▸ What to produce: Transcribe every line, keeping it exact.

* Begin Excerpted data *

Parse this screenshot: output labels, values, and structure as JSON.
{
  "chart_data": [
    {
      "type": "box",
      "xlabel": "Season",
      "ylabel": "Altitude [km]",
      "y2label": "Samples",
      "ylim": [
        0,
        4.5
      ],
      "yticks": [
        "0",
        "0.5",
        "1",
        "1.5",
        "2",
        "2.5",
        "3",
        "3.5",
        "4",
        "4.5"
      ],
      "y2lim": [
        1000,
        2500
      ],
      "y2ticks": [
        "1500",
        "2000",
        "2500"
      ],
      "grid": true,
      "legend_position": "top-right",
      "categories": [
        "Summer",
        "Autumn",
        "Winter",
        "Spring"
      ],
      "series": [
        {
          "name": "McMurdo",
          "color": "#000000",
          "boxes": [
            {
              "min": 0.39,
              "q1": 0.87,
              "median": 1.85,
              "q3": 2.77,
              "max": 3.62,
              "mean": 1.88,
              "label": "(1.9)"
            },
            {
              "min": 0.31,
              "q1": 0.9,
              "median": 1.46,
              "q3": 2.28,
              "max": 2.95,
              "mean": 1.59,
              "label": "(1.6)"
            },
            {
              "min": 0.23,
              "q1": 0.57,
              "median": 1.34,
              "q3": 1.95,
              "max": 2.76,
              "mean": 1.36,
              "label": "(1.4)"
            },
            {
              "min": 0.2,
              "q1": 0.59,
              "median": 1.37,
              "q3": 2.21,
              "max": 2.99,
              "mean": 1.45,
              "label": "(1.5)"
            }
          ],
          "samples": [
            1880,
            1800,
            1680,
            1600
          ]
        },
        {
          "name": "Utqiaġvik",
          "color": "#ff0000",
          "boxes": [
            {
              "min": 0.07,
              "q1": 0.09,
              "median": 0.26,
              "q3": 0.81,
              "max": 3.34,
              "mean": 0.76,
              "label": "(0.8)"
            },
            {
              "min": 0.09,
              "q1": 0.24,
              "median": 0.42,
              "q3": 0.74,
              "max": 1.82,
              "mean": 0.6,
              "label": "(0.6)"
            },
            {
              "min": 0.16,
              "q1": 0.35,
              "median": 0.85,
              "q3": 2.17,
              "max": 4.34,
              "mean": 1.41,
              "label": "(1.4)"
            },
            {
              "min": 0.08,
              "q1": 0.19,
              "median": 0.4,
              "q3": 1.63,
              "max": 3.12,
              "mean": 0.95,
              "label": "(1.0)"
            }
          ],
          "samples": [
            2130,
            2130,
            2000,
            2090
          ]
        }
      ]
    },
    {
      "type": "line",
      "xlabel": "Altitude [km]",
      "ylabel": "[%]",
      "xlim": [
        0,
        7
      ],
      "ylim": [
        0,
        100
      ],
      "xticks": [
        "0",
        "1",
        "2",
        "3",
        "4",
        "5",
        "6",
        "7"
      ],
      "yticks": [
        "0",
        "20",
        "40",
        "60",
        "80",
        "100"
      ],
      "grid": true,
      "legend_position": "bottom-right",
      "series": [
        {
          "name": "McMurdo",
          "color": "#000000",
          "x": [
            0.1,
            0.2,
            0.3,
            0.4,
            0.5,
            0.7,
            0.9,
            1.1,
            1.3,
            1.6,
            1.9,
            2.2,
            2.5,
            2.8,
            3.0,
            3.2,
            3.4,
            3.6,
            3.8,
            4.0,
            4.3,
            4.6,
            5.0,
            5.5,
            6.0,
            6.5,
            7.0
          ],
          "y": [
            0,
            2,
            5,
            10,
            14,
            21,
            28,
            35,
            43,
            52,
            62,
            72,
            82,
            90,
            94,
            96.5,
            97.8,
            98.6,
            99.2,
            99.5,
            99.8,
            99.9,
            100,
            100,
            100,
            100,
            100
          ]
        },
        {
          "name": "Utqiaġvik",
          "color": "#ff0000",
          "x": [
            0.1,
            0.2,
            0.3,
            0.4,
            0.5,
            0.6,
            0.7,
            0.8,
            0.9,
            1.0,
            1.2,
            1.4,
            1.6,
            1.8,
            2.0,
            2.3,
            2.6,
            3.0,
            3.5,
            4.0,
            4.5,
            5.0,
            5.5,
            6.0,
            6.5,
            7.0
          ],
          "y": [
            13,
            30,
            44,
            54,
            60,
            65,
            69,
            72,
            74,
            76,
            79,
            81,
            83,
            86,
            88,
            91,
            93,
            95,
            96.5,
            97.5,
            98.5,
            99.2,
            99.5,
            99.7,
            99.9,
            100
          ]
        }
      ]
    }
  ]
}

* End Excerpted data *

▸ Written response:
Parse this screenshot: output labels, values, and structure as JSON.
{
  "chart_data": [
    {
      "type": "box",
      "xlabel": "Season",
      "ylabel": "Altitude [km]",
      "y2label": "Samples",
      "ylim": [
        0,
        4.5
      ],
      "yticks": [
        "0",
        "0.5",
        "1",
        "1.5",
        "2",
        "2.5",
        "3",
        "3.5",
        "4",
        "4.5"
      ],
      "y2lim": [
        1000,
        2500
      ],
      "y2ticks": [
        "1500",
        "2000",
        "2500"
      ],
      "grid": true,
      "legend_position": "top-right",
      "categories": [
        "Summer",
        "Autumn",
        "Winter",
        "Spring"
      ],
      "series": [
        {
          "name": "McMurdo",
          "color": "#000000",
          "boxes": [
            {
              "min": 0.39,
              "q1": 0.87,
              "median": 1.85,
              "q3": 2.77,
              "max": 3.62,
              "mean": 1.88,
              "label": "(1.9)"
            },
            {
              "min": 0.31,
              "q1": 0.9,
              "median": 1.46,
              "q3": 2.28,
              "max": 2.95,
              "mean": 1.59,
              "label": "(1.6)"
            },
            {
              "min": 0.23,
              "q1": 0.57,
              "median": 1.34,
              "q3": 1.95,
              "max": 2.76,
              "mean": 1.36,
              "label": "(1.4)"
            },
            {
              "min": 0.2,
              "q1": 0.59,
              "median": 1.37,
              "q3": 2.21,
              "max": 2.99,
              "mean": 1.45,
              "label": "(1.5)"
            }
          ],
          "samples": [
            1880,
            1800,
            1680,
            1600
          ]
        },
        {
          "name": "Utqiaġvik",
          "color": "#ff0000",
          "boxes": [
            {
              "min": 0.07,
              "q1": 0.09,
              "median": 0.26,
              "q3": 0.81,
              "max": 3.34,
              "mean": 0.76,
              "label": "(0.8)"
            },
            {
              "min": 0.09,
              "q1": 0.24,
              "median": 0.42,
              "q3": 0.74,
              "max": 1.82,
              "mean": 0.6,
              "label": "(0.6)"
            },
            {
              "min": 0.16,
              "q1": 0.35,
              "median": 0.85,
              "q3": 2.17,
              "max": 4.34,
              "mean": 1.41,
              "label": "(1.4)"
            },
            {
              "min": 0.08,
              "q1": 0.19,
              "median": 0.4,
              "q3": 1.63,
              "max": 3.12,
              "mean": 0.95,
              "label": "(1.0)"
            }
          ],
          "samples": [
            2130,
            2130,
            2000,
            2090
          ]
        }
      ]
    },
    {
      "type": "line",
      "xlabel": "Altitude [km]",
      "ylabel": "[%]",
      "xlim": [
        0,
        7
      ],
      "ylim": [
        0,
        100
      ],
      "xticks": [
        "0",
        "1",
        "2",
        "3",
        "4",
        "5",
        "6",
        "7"
      ],
      "yticks": [
        "0",
        "20",
        "40",
        "60",
        "80",
        "100"
      ],
      "grid": true,
      "legend_position": "bottom-right",
      "series": [
        {
          "name": "McMurdo",
          "color": "#000000",
          "x": [
            0.1,
            0.2,
            0.3,
            0.4,
            0.5,
            0.7,
            0.9,
            1.1,
            1.3,
            1.6,
            1.9,
            2.2,
            2.5,
            2.8,
            3.0,
            3.2,
            3.4,
            3.6,
            3.8,
            4.0,
            4.3,
            4.6,
            5.0,
            5.5,
            6.0,
            6.5,
            7.0
          ],
          "y": [
            0,
            2,
            5,
            10,
            14,
            21,
            28,
            35,
            43,
            52,
            62,
            72,
            82,
            90,
            94,
            96.5,
            97.8,
            98.6,
            99.2,
            99.5,
            99.8,
            99.9,
            100,
            100,
            100,
            100,
            100
          ]
        },
        {
          "name": "Utqiaġvik",
          "color": "#ff0000",
          "x": [
            0.1,
            0.2,
            0.3,
            0.4,
            0.5,
            0.6,
            0.7,
            0.8,
            0.9,
            1.0,
            1.2,
            1.4,
            1.6,
            1.8,
            2.0,
            2.3,
            2.6,
            3.0,
            3.5,
            4.0,
            4.5,
            5.0,
            5.5,
            6.0,
            6.5,
            7.0
          ],
          "y": [
            13,
            30,
            44,
            54,
            60,
            65,
            69,
            72,
            74,
            76,
            79,
            81,
            83,
            86,
            88,
            91,
            93,
            95,
            96.5,
            97.5,
            98.5,
            99.2,
            99.5,
            99.7,
            99.9,
            100
          ]
        }
      ]
    }
  ]
}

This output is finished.